In the entries below, count each line holding the word "conditions". Answer with the total alone.

Stored entries:
========================
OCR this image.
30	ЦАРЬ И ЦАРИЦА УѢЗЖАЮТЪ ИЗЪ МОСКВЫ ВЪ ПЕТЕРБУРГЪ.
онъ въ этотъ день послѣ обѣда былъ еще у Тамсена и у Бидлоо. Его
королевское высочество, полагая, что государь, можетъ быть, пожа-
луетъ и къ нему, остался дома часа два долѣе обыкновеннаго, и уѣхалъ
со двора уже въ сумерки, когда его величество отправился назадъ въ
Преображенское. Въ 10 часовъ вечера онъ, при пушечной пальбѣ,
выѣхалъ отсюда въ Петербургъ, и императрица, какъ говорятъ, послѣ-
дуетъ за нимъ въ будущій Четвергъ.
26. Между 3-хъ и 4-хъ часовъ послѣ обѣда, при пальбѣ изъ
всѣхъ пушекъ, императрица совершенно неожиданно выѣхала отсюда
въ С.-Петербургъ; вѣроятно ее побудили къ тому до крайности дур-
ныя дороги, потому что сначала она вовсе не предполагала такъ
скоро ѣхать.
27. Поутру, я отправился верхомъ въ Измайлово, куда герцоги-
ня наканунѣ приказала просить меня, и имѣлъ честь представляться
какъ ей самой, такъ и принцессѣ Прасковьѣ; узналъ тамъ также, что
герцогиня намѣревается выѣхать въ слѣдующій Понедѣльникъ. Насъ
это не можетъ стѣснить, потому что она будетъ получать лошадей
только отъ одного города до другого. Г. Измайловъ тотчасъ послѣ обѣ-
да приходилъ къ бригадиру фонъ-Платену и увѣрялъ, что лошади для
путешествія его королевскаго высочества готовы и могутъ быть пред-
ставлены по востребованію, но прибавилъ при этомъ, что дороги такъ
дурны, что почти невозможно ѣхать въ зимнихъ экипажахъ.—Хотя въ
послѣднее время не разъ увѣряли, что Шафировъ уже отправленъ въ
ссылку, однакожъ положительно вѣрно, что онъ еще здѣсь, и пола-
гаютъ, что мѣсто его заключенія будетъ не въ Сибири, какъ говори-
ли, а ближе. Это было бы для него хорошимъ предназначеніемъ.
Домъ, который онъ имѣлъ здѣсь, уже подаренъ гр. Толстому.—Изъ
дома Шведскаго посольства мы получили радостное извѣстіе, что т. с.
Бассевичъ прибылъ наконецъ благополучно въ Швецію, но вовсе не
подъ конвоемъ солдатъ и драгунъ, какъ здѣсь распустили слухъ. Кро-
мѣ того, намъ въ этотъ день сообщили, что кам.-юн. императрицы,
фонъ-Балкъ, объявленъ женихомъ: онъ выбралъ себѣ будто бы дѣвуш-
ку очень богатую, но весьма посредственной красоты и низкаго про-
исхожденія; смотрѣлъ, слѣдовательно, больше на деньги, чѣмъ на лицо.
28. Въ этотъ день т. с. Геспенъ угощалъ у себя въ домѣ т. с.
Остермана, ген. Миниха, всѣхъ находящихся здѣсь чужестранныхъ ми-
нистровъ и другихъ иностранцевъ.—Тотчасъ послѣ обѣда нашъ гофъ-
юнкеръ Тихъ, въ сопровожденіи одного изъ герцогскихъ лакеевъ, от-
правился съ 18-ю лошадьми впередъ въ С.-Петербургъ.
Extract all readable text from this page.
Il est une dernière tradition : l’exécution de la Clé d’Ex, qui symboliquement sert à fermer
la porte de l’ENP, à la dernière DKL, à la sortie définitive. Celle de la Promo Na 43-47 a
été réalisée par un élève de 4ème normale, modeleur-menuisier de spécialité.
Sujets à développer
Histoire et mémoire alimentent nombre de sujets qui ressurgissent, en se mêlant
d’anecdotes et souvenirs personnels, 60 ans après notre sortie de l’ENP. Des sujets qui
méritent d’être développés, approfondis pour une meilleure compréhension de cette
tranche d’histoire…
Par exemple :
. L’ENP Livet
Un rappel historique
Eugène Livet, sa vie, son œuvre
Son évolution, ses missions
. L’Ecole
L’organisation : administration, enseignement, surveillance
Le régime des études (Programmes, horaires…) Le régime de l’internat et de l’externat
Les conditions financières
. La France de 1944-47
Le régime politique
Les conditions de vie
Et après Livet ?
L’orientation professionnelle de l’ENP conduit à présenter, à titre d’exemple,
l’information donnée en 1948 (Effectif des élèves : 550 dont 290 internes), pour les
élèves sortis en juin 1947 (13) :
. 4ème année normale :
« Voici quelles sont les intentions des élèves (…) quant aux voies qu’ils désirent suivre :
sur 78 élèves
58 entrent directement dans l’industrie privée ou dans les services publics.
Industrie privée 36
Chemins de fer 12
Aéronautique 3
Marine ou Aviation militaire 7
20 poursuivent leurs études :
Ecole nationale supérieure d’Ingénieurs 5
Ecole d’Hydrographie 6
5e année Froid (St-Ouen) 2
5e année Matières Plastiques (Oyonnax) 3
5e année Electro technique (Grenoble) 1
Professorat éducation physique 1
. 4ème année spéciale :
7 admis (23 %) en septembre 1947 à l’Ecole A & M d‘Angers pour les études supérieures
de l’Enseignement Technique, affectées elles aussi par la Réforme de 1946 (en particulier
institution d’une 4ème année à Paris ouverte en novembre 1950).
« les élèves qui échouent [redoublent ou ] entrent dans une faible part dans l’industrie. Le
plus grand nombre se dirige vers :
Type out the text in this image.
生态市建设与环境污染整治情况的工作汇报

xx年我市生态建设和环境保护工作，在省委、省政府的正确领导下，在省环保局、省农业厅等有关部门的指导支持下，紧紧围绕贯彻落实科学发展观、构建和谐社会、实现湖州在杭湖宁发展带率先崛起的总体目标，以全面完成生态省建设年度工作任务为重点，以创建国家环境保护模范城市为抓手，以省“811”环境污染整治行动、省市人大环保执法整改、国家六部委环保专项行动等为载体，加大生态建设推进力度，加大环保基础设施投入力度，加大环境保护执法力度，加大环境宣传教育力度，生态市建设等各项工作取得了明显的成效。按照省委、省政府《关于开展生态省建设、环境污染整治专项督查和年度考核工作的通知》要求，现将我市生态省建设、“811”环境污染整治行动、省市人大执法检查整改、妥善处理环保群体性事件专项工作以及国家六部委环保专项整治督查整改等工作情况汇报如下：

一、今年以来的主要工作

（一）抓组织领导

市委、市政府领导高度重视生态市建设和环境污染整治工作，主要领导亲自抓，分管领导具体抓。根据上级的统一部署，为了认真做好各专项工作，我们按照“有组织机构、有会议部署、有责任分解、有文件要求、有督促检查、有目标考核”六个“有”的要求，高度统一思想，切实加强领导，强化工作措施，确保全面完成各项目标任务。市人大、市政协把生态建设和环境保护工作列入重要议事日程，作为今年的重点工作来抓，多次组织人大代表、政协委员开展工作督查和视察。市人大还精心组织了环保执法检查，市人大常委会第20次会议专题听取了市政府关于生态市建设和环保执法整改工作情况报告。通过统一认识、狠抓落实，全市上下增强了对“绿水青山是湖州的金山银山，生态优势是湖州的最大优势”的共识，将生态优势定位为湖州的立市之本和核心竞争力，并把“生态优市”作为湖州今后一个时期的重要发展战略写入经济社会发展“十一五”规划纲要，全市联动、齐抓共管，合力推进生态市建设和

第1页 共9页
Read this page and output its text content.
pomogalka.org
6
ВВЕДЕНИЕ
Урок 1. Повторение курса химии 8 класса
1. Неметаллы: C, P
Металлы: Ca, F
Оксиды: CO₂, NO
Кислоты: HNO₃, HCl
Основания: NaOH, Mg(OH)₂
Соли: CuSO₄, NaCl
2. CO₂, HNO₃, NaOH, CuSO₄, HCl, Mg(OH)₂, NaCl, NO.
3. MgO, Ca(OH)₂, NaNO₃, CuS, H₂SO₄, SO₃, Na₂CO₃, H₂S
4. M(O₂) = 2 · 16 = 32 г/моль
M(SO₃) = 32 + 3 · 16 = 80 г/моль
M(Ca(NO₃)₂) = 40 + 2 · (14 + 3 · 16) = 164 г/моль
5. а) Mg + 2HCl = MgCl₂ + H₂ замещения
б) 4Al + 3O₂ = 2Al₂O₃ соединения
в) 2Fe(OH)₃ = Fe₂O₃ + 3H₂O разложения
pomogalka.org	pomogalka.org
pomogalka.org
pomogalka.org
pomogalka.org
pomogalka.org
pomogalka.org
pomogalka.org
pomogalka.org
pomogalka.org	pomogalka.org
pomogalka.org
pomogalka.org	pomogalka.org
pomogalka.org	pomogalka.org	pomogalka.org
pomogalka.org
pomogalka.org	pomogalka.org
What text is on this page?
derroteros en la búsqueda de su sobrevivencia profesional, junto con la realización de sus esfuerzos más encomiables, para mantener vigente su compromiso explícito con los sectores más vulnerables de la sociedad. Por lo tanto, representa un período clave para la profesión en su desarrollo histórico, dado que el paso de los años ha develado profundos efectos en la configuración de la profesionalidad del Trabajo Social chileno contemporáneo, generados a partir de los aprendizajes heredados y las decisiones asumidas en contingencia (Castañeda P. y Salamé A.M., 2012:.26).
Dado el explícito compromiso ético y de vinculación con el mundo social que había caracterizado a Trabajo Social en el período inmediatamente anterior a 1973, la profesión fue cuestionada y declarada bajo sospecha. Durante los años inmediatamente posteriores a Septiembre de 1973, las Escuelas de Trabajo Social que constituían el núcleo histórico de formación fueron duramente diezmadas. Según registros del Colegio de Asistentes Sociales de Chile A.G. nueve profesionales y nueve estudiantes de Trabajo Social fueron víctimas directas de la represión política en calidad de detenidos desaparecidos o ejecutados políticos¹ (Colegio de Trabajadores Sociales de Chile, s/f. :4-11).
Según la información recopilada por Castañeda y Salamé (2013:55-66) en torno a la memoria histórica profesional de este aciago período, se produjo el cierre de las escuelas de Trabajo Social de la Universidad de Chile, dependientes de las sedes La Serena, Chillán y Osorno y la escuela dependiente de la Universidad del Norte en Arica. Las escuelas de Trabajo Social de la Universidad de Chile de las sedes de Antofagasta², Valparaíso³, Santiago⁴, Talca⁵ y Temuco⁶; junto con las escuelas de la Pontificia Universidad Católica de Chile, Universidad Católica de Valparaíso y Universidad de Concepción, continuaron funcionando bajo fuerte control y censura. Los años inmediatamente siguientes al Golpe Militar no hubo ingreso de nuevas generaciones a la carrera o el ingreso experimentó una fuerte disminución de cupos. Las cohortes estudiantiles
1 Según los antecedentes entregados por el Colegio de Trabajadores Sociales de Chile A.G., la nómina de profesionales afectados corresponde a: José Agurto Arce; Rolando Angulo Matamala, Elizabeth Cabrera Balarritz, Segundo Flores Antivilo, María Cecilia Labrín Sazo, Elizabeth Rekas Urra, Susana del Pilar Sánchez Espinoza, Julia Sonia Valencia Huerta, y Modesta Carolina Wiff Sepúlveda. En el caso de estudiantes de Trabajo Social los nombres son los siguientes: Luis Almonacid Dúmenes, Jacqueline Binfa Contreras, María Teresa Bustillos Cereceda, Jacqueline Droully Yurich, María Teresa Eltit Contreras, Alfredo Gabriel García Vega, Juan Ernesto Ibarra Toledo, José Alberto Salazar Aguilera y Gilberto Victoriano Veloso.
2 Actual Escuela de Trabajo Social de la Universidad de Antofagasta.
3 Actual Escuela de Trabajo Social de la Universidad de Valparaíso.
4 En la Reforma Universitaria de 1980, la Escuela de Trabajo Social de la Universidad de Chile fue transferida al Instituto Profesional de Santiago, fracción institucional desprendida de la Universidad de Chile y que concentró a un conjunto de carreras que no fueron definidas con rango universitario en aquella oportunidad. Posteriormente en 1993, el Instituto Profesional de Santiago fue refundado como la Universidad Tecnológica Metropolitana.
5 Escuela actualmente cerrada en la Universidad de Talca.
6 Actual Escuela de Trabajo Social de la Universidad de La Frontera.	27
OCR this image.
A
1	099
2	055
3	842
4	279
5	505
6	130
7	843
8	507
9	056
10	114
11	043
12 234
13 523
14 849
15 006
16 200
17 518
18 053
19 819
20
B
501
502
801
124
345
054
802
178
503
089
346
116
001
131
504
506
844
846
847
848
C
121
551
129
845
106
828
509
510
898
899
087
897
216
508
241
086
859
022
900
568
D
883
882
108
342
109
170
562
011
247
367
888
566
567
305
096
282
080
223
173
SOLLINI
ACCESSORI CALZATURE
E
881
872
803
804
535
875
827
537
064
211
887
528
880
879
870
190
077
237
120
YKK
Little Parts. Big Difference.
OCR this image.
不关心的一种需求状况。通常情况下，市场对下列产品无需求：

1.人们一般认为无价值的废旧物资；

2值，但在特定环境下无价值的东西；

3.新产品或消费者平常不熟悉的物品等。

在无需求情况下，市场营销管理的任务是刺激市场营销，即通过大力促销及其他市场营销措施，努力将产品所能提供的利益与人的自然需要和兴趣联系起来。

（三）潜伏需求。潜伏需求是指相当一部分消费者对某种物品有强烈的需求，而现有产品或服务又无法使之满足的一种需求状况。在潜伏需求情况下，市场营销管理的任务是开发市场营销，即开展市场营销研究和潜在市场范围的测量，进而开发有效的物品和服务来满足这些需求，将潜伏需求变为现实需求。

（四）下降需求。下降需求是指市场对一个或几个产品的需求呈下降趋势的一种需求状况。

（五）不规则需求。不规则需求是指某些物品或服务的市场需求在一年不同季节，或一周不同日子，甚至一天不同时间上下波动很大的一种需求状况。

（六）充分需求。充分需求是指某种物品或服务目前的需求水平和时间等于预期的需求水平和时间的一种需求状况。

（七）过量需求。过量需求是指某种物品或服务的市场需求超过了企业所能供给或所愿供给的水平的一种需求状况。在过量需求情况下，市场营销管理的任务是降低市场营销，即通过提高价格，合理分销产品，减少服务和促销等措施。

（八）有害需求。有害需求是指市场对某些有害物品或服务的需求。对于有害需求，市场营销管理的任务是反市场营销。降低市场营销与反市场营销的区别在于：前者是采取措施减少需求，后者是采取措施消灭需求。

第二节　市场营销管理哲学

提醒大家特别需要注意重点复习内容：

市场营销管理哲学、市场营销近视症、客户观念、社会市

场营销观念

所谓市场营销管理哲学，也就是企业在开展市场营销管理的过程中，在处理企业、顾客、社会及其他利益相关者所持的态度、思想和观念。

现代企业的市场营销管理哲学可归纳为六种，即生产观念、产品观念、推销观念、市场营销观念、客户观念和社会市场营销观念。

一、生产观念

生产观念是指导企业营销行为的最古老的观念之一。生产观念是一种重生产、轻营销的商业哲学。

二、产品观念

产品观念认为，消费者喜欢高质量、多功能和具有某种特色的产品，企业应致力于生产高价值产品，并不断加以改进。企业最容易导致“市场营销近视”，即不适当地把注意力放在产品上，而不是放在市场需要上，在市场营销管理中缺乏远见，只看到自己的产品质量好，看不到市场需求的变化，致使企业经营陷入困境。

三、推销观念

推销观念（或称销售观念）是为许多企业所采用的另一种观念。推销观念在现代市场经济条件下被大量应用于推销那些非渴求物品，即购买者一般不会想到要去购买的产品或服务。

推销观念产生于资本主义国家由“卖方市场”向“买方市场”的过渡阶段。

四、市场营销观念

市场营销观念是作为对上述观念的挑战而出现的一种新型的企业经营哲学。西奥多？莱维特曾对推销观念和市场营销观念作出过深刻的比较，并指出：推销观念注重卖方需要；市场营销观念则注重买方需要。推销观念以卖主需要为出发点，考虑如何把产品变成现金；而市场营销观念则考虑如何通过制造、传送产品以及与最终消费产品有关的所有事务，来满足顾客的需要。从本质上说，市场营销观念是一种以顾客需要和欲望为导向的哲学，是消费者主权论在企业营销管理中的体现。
========================
Complete answer: 2